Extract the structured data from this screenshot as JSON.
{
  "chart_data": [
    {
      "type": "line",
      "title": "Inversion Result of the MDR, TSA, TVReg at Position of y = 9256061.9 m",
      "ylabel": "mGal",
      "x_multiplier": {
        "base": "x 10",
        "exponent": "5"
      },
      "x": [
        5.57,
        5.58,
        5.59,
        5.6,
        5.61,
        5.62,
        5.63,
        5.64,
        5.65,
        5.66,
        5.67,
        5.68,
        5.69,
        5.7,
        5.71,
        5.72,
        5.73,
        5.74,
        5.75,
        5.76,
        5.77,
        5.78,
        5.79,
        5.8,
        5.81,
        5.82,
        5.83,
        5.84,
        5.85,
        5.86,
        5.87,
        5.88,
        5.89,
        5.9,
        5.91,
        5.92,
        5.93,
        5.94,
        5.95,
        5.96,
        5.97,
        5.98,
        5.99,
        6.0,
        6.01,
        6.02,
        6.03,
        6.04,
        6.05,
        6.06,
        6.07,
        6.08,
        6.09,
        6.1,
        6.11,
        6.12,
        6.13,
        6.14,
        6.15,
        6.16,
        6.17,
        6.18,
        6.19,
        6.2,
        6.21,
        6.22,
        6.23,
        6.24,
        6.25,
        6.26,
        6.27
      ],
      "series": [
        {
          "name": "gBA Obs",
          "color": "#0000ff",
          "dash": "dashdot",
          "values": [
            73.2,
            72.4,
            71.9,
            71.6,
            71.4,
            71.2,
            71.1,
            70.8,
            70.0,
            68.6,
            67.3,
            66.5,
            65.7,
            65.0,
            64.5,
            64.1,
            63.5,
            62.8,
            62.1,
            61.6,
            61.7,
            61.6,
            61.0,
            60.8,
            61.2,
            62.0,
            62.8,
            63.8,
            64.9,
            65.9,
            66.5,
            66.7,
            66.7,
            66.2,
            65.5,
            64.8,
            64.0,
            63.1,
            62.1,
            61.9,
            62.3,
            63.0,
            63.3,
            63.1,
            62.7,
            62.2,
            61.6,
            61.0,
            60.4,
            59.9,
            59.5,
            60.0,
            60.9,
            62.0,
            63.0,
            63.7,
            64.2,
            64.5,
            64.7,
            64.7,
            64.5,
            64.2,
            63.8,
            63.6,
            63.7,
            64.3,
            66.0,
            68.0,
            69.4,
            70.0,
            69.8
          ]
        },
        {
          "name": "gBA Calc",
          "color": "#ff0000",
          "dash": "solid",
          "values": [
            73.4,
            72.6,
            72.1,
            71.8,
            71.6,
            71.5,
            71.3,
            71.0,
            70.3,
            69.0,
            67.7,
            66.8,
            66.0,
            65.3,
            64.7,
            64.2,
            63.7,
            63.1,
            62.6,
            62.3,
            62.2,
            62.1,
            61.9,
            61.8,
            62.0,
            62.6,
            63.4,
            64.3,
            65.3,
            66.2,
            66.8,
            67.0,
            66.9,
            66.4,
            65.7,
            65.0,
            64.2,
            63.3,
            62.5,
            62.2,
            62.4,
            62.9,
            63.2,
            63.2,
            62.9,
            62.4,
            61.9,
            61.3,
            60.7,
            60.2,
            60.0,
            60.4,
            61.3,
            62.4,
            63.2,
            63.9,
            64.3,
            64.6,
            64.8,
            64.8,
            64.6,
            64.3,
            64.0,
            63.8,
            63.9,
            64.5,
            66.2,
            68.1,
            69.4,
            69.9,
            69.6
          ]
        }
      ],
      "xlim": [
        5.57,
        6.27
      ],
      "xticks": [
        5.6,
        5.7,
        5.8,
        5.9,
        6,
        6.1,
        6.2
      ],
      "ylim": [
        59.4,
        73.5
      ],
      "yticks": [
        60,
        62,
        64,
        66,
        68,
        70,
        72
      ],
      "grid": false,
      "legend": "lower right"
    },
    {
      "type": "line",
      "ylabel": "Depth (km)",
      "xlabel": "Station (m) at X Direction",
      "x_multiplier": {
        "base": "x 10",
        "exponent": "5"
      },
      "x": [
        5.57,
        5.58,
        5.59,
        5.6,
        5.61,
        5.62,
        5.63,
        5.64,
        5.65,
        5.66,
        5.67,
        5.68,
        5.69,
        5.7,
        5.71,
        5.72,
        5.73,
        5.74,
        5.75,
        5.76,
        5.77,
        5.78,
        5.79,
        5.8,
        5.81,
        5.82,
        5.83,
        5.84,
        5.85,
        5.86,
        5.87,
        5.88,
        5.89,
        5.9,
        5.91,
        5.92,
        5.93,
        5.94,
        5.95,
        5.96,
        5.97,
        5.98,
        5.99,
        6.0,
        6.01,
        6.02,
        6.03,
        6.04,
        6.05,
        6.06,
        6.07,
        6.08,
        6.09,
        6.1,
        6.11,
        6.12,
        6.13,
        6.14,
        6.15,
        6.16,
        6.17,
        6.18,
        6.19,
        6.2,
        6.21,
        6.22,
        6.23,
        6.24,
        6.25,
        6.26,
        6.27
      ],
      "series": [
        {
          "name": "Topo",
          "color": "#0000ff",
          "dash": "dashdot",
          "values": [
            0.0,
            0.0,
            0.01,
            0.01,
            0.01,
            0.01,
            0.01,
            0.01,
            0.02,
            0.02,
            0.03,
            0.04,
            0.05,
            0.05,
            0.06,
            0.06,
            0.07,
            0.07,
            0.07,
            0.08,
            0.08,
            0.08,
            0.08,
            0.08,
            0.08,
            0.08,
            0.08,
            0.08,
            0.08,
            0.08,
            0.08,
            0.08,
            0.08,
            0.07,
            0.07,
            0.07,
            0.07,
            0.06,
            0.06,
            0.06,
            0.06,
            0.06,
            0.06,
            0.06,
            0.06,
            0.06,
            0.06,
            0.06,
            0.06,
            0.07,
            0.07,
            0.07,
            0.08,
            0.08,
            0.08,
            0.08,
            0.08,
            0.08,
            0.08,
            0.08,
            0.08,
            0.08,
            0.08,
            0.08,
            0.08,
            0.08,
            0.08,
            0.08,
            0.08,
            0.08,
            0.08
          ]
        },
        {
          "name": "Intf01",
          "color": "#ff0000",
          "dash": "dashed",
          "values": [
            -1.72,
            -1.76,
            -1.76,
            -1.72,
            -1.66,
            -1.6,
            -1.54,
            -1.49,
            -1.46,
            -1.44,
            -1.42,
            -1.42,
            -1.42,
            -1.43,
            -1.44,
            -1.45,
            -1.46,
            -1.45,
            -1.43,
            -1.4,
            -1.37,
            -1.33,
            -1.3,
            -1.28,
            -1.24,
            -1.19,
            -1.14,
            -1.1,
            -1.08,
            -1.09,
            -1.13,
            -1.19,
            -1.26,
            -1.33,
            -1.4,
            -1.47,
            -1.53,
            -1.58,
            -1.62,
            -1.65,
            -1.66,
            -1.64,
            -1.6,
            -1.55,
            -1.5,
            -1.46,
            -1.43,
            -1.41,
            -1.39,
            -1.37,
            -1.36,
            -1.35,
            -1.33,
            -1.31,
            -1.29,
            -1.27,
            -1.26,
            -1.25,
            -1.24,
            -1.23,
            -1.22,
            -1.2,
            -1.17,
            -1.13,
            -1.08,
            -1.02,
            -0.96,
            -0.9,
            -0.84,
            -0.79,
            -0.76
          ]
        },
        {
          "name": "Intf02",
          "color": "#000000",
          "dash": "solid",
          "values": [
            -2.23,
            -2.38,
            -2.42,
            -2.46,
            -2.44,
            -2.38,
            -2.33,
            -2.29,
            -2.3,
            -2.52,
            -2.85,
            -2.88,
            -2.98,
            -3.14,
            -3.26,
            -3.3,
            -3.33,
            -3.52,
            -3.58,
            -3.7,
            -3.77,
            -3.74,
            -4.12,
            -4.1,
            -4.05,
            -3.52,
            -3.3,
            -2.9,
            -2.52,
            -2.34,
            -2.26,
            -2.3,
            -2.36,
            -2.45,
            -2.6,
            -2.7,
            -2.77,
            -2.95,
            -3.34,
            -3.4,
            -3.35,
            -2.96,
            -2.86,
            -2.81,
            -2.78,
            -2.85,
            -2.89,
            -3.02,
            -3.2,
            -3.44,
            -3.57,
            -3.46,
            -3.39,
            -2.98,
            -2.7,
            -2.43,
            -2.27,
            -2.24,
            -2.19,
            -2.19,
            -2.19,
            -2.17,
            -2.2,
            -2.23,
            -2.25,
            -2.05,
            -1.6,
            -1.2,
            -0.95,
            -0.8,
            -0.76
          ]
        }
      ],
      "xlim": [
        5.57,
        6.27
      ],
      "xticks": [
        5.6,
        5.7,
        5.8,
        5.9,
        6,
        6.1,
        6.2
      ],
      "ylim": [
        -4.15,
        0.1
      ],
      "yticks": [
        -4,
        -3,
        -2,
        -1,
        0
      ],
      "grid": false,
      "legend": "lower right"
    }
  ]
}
______________________________
== PROBLEM TO SOLVE ==
Copy out each line of the records where the string "name" appears.

== TASK SOLUTION ==
          "name": "gBA Obs",
          "name": "gBA Calc",
          "name": "Topo",
          "name": "Intf01",
          "name": "Intf02",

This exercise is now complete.